Consignes:
**1.** D'après l'extrait sur la violence de l'emploi, sur quel roc ultime le capital a-t-il assis son pouvoir ?
**2.** Recopiez le passage de l'extrait qui va de « Pourtant, ils font » à « violence de l'emploi. », bornes incluses.

Extrait fourni:

Pourtant, ils font exactement la même chose, s'enrichissent exactement de la même façon.

Et si on appliquait la justice?
Et si la propriété lucrative était un déni de justice?

La violence des liquettes

À l'occasion d'un article roboratif sur le "parti de la liquette", Frédéric Lordon nous résume la violence de l'emploi.

la terreur est le fond inaltérable du capitalisme tout court. Seul le recouvrement de la stabilisation macroéconomique (relative…) et de ce qui reste de protection sociale empêche de voir le roc ultime sur lequel le capital a assis son pouvoir : la prise d’otage de la vie nue. Réalité pourtant massive dont les salariés font la douloureuse expérience lorsque l’employeur, dont ils dépendent en tout et pour tout, décide qu’ils sont surnuméraires. En tout et pour tout en effet, puisque le salaire, condition de la vie matérielle dans ses nécessités les plus basales, est, par-là, la condition de la vie tout court, le prérequis à tout ce qui peut s’y construire. Et qu’en être privé c’est frôler l’anéantissement social – parfois y tomber carrément.

Lignes de données:

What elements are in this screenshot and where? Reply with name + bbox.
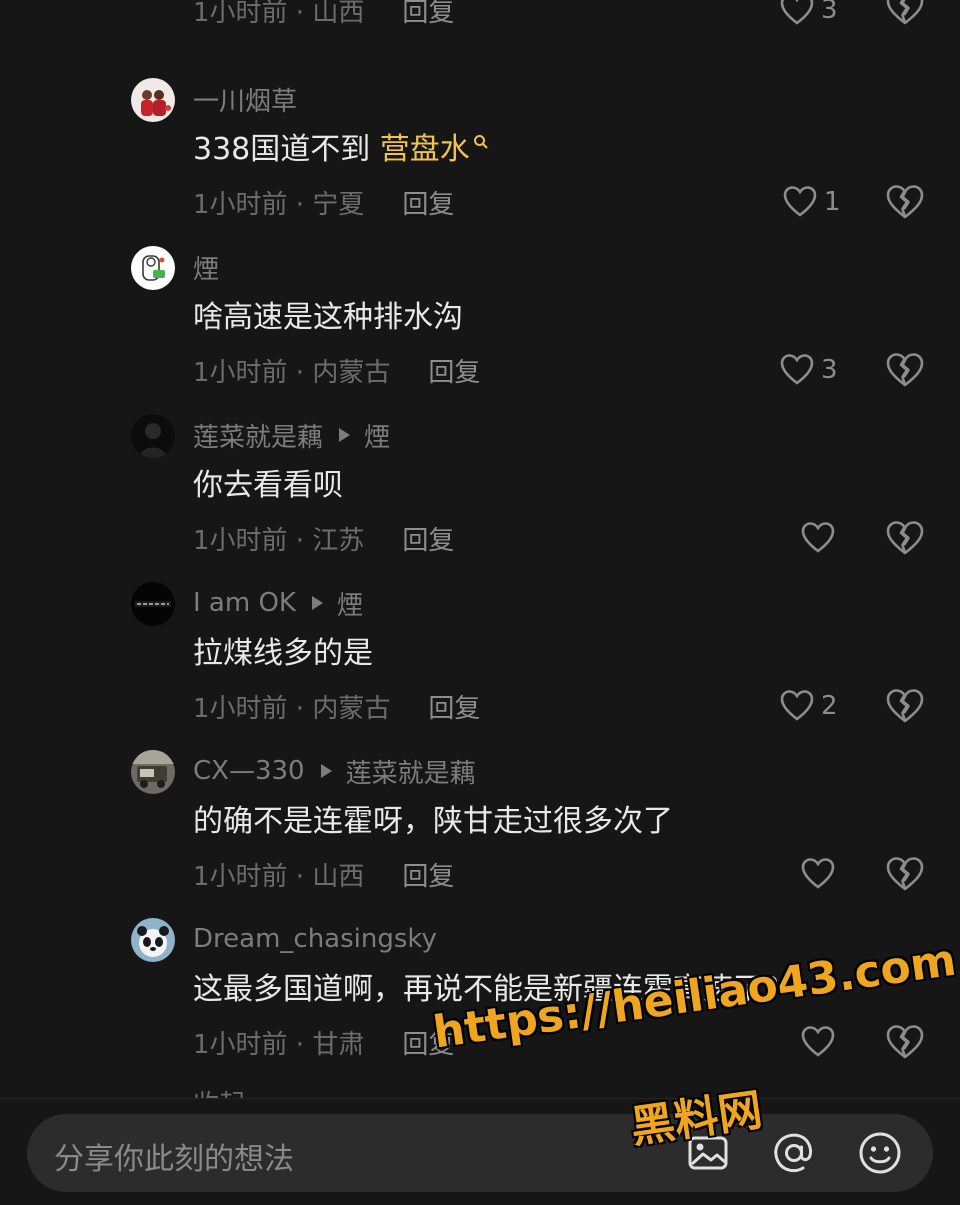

--

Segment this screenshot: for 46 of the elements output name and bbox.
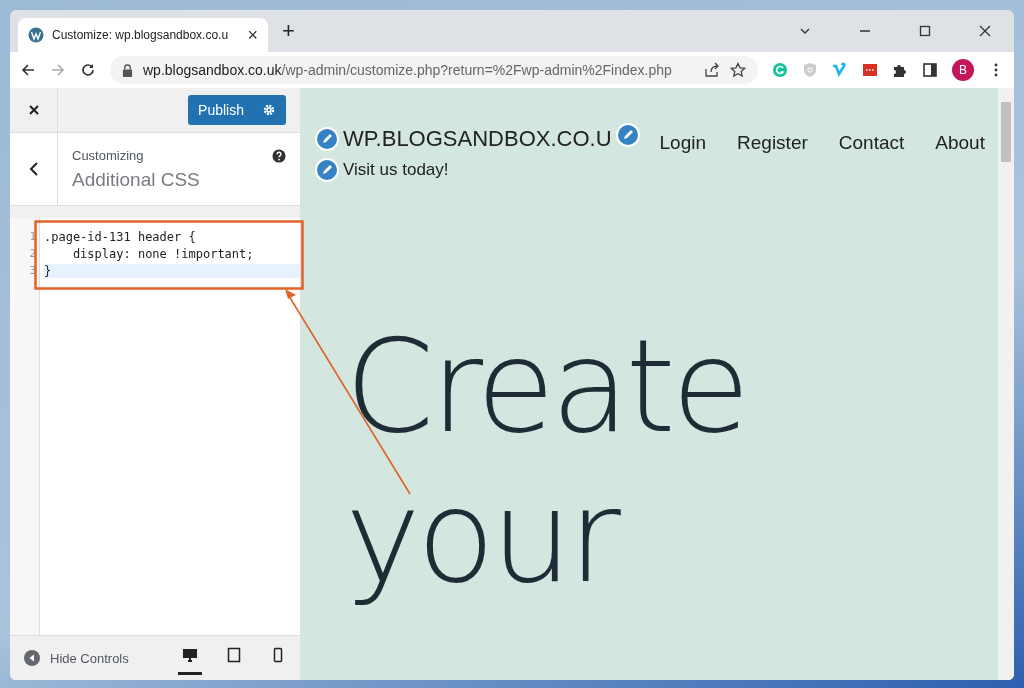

Réponses:
**1.** Sur la prise d'otage de la vie nue.

**2.**
Pourtant, ils font exactement la même chose, s'enrichissent exactement de la même façon.

Et si on appliquait la justice?
Et si la propriété lucrative était un déni de justice?

La violence des liquettes

À l'occasion d'un article roboratif sur le "parti de la liquette", Frédéric Lordon nous résume la violence de l'emploi.